* Instructions to follow
Answer with the number of lines in the listing below that contain the word "véase", and nothing else.

** START **

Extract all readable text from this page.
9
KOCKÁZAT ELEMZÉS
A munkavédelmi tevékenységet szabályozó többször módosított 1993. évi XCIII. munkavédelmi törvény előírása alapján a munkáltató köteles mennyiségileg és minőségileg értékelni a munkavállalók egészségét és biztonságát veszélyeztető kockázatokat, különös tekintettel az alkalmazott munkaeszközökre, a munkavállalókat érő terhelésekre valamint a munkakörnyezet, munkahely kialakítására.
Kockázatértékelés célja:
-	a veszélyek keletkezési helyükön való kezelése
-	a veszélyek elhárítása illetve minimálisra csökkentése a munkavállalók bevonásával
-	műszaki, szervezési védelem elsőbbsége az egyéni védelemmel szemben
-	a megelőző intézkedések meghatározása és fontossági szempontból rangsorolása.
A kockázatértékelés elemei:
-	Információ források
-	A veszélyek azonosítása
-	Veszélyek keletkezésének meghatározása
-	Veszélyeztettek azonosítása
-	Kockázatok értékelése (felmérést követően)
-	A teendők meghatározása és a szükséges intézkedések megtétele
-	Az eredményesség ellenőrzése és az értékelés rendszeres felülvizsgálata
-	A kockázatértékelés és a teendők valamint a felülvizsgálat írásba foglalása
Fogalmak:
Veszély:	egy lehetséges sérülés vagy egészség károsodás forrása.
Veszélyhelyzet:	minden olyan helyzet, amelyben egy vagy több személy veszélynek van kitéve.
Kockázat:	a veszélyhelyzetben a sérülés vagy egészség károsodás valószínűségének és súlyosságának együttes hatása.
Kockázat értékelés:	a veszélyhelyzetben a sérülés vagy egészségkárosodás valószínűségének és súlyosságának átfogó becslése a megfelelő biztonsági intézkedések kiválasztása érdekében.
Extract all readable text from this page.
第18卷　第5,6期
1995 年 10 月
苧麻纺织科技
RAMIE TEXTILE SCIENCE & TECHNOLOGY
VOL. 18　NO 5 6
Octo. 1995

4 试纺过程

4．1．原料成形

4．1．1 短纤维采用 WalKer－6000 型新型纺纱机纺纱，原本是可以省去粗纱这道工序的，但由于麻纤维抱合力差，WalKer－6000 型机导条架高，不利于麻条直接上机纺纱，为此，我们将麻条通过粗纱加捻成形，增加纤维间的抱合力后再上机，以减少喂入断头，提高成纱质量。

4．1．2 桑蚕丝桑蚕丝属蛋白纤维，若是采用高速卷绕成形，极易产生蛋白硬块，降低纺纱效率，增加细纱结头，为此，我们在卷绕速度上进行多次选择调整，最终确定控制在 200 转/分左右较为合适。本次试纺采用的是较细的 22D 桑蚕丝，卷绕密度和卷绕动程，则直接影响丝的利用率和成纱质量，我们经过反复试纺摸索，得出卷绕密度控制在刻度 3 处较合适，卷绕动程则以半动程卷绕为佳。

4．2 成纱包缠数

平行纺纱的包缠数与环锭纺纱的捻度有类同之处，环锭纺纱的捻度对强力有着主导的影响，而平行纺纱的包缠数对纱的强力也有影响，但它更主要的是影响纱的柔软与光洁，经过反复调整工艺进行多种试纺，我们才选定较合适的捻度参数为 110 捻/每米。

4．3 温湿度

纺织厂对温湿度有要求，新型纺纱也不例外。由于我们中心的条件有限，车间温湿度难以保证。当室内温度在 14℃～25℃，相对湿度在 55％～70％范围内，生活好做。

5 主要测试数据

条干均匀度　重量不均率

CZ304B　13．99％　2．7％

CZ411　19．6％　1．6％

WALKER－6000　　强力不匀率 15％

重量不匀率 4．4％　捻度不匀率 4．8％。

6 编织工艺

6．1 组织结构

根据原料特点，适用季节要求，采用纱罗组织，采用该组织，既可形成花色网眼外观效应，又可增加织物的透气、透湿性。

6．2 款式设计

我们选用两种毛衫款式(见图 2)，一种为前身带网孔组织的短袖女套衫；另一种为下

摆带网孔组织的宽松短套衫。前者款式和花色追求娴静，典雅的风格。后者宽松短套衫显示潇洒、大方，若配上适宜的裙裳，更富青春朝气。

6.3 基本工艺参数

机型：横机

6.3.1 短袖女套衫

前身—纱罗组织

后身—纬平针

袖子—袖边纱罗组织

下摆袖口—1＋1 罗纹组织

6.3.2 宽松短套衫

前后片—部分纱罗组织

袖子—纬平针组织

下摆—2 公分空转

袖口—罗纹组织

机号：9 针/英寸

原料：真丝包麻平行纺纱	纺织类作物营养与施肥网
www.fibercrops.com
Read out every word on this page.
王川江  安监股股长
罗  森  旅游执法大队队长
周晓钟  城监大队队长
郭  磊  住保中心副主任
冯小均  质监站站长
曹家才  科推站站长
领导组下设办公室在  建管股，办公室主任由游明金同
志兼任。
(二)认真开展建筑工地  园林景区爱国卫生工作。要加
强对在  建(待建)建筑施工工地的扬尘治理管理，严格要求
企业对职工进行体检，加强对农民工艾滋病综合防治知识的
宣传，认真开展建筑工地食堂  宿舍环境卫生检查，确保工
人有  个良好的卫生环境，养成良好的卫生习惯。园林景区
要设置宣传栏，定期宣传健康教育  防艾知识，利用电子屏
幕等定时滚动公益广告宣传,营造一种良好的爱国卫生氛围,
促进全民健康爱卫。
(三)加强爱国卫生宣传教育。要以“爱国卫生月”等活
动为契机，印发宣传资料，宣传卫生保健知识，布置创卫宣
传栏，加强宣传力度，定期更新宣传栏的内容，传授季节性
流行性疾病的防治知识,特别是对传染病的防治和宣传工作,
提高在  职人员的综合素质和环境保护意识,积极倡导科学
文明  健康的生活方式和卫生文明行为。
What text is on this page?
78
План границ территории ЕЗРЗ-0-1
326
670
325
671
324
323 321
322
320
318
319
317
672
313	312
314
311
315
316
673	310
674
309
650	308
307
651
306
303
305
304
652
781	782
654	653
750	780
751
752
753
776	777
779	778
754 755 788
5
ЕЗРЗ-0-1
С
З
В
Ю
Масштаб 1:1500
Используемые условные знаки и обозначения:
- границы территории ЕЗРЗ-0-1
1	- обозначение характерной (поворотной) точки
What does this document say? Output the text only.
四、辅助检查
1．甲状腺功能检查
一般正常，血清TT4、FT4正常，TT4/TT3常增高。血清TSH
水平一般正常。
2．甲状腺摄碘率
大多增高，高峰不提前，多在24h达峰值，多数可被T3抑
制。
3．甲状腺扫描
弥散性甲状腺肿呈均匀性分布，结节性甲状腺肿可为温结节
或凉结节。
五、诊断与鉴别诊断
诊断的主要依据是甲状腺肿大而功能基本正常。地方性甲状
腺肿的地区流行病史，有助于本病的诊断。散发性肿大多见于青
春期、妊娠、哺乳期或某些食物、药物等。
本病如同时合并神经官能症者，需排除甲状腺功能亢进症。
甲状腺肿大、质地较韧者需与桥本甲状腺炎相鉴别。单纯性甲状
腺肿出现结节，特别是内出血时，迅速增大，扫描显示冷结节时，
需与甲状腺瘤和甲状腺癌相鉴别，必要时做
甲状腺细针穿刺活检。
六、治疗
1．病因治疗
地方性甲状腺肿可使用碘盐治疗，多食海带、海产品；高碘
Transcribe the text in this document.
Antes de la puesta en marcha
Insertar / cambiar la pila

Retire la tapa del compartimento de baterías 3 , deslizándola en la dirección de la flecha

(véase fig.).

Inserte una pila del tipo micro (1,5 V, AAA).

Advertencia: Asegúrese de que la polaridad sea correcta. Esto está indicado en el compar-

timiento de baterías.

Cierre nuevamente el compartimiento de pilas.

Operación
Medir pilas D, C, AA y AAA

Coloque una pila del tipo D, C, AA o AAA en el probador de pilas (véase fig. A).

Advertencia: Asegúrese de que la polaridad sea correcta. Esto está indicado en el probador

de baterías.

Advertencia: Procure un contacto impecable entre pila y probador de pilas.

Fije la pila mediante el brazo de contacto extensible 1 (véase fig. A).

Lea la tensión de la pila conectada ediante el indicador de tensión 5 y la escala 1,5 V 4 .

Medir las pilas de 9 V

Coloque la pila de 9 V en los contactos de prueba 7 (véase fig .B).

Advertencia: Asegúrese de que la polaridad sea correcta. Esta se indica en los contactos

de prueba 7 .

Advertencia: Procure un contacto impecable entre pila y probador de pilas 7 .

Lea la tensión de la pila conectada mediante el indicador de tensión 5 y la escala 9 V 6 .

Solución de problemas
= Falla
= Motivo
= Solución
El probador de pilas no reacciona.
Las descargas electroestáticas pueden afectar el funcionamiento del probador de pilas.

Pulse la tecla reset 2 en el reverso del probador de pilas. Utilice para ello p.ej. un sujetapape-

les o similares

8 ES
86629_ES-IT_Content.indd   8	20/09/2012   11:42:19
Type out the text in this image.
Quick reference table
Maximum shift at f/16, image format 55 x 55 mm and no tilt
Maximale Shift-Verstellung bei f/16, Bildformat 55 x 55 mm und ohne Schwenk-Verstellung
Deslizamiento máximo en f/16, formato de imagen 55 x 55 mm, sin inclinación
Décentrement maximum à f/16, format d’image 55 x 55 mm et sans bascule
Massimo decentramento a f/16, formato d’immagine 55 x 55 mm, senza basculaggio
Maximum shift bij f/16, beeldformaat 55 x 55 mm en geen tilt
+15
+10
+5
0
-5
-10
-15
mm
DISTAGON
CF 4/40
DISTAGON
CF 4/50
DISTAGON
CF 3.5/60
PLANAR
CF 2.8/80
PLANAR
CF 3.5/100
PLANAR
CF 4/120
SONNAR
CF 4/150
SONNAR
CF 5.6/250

** END **

* Answer to the task
4